Please return the full listing below without altering anything.

** start Material supplied **

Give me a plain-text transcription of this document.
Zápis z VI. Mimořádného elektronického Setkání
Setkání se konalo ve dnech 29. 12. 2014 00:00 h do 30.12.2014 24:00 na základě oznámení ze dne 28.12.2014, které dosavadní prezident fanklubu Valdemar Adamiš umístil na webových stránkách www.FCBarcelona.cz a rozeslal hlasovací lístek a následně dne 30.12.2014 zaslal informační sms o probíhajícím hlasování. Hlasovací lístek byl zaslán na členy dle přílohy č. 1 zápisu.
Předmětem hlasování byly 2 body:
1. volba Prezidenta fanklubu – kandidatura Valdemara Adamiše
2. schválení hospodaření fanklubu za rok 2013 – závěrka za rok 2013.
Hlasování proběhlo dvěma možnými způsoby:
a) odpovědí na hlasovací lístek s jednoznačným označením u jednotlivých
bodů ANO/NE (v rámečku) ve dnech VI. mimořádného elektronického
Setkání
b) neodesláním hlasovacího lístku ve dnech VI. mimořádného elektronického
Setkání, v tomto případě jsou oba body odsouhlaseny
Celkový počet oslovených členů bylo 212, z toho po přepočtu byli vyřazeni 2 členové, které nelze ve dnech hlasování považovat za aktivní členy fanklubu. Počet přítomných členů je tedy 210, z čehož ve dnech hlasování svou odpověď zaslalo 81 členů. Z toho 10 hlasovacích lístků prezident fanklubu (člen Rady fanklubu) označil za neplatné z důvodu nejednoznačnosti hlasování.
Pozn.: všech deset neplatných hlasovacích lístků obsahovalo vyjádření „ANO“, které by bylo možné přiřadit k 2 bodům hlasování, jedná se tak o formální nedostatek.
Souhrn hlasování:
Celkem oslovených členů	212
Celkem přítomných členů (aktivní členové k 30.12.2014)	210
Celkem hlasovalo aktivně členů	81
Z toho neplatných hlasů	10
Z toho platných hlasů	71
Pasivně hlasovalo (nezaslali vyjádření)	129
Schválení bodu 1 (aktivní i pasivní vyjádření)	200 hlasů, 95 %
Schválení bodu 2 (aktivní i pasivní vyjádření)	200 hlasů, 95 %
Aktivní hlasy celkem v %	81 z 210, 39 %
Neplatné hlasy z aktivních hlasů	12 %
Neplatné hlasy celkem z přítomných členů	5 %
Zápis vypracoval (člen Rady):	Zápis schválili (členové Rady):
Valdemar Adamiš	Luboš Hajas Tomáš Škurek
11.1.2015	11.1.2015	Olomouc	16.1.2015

** end Material supplied **

§ **Task response**:
Give me a plain-text transcription of this document.
Zápis z VI. Mimořádného elektronického Setkání
Setkání se konalo ve dnech 29. 12. 2014 00:00 h do 30.12.2014 24:00 na základě oznámení ze dne 28.12.2014, které dosavadní prezident fanklubu Valdemar Adamiš umístil na webových stránkách www.FCBarcelona.cz a rozeslal hlasovací lístek a následně dne 30.12.2014 zaslal informační sms o probíhajícím hlasování. Hlasovací lístek byl zaslán na členy dle přílohy č. 1 zápisu.
Předmětem hlasování byly 2 body:
1. volba Prezidenta fanklubu – kandidatura Valdemara Adamiše
2. schválení hospodaření fanklubu za rok 2013 – závěrka za rok 2013.
Hlasování proběhlo dvěma možnými způsoby:
a) odpovědí na hlasovací lístek s jednoznačným označením u jednotlivých
bodů ANO/NE (v rámečku) ve dnech VI. mimořádného elektronického
Setkání
b) neodesláním hlasovacího lístku ve dnech VI. mimořádného elektronického
Setkání, v tomto případě jsou oba body odsouhlaseny
Celkový počet oslovených členů bylo 212, z toho po přepočtu byli vyřazeni 2 členové, které nelze ve dnech hlasování považovat za aktivní členy fanklubu. Počet přítomných členů je tedy 210, z čehož ve dnech hlasování svou odpověď zaslalo 81 členů. Z toho 10 hlasovacích lístků prezident fanklubu (člen Rady fanklubu) označil za neplatné z důvodu nejednoznačnosti hlasování.
Pozn.: všech deset neplatných hlasovacích lístků obsahovalo vyjádření „ANO“, které by bylo možné přiřadit k 2 bodům hlasování, jedná se tak o formální nedostatek.
Souhrn hlasování:
Celkem oslovených členů	212
Celkem přítomných členů (aktivní členové k 30.12.2014)	210
Celkem hlasovalo aktivně členů	81
Z toho neplatných hlasů	10
Z toho platných hlasů	71
Pasivně hlasovalo (nezaslali vyjádření)	129
Schválení bodu 1 (aktivní i pasivní vyjádření)	200 hlasů, 95 %
Schválení bodu 2 (aktivní i pasivní vyjádření)	200 hlasů, 95 %
Aktivní hlasy celkem v %	81 z 210, 39 %
Neplatné hlasy z aktivních hlasů	12 %
Neplatné hlasy celkem z přítomných členů	5 %
Zápis vypracoval (člen Rady):	Zápis schválili (členové Rady):
Valdemar Adamiš	Luboš Hajas Tomáš Škurek
11.1.2015	11.1.2015	Olomouc	16.1.2015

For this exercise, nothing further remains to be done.